=== To do ===
For the material that follows, list every line containing the word "browser".

=== Exercise inputs ===
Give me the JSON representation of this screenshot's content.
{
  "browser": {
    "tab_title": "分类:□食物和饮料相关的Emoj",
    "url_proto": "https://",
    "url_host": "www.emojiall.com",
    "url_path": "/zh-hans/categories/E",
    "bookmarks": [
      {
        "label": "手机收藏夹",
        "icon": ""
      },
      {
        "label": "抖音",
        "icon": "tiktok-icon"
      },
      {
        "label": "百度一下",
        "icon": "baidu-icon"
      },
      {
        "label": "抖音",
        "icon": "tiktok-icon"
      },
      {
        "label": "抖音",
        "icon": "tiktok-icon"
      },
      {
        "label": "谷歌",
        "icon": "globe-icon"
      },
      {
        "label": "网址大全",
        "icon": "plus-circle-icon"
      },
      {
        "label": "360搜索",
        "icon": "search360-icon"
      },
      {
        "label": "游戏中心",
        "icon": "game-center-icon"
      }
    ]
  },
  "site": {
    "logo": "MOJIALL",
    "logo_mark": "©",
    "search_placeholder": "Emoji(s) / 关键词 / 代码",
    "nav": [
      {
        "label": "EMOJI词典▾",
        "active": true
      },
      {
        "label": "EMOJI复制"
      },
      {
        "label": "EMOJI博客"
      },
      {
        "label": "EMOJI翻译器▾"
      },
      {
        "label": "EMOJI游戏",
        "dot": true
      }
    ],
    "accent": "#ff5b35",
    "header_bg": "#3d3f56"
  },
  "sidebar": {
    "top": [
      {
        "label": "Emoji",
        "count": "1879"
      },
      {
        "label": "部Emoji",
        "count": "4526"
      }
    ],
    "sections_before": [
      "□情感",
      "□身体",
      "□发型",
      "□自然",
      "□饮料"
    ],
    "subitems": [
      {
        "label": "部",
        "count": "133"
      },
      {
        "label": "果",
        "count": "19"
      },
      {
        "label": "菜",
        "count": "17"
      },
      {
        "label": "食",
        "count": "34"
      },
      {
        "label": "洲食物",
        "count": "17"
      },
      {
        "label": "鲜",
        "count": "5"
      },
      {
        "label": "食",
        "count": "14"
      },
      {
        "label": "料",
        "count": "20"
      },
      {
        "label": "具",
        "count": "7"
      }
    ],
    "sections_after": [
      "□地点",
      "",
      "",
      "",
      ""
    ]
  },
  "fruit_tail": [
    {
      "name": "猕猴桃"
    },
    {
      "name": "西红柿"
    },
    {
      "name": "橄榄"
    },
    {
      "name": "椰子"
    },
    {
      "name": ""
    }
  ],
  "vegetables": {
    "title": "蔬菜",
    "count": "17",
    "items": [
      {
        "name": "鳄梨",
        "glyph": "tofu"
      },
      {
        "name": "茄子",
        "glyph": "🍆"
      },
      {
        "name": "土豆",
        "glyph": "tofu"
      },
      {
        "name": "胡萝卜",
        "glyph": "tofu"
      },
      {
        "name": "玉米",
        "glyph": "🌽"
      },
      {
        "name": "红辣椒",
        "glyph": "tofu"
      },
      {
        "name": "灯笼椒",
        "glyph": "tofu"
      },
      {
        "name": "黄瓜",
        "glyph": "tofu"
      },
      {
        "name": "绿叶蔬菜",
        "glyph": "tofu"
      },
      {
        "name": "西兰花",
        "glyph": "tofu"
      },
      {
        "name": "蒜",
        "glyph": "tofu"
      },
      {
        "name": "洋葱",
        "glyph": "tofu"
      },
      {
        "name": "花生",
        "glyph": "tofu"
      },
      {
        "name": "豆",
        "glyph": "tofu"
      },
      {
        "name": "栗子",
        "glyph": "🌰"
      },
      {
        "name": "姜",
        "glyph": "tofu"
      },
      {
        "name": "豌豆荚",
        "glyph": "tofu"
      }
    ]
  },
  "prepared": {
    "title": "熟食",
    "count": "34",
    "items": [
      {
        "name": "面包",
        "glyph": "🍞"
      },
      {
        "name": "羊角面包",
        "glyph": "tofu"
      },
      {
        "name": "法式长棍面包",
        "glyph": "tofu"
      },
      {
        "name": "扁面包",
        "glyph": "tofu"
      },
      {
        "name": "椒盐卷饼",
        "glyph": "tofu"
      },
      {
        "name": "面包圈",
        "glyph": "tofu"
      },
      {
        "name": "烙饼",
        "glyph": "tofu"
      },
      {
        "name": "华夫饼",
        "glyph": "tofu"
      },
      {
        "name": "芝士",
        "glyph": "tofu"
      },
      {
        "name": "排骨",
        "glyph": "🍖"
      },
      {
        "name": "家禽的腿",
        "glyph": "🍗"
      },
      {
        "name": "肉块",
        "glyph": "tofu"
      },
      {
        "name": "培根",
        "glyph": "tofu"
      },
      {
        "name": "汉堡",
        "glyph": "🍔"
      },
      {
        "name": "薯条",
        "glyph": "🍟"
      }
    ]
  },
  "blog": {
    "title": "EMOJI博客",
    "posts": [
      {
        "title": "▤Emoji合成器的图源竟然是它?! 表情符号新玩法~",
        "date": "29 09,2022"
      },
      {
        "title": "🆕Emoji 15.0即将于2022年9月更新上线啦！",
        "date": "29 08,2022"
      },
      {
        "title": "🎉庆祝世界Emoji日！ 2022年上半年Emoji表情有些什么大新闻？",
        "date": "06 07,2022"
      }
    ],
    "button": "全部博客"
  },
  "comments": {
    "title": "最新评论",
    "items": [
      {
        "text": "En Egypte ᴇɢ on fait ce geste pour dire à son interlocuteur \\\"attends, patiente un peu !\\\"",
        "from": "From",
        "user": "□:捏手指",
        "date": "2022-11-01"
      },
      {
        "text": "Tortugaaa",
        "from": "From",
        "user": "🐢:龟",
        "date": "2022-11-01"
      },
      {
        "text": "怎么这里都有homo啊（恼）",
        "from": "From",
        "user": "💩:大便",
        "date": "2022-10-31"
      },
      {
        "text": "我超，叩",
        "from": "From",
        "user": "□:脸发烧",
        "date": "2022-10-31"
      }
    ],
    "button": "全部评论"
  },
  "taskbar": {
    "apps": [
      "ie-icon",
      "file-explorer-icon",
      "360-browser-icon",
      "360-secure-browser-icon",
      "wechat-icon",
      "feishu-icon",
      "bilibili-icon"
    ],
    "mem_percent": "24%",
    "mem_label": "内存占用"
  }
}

=== Complete answer ===
  "browser": {
      "360-browser-icon",
      "360-secure-browser-icon",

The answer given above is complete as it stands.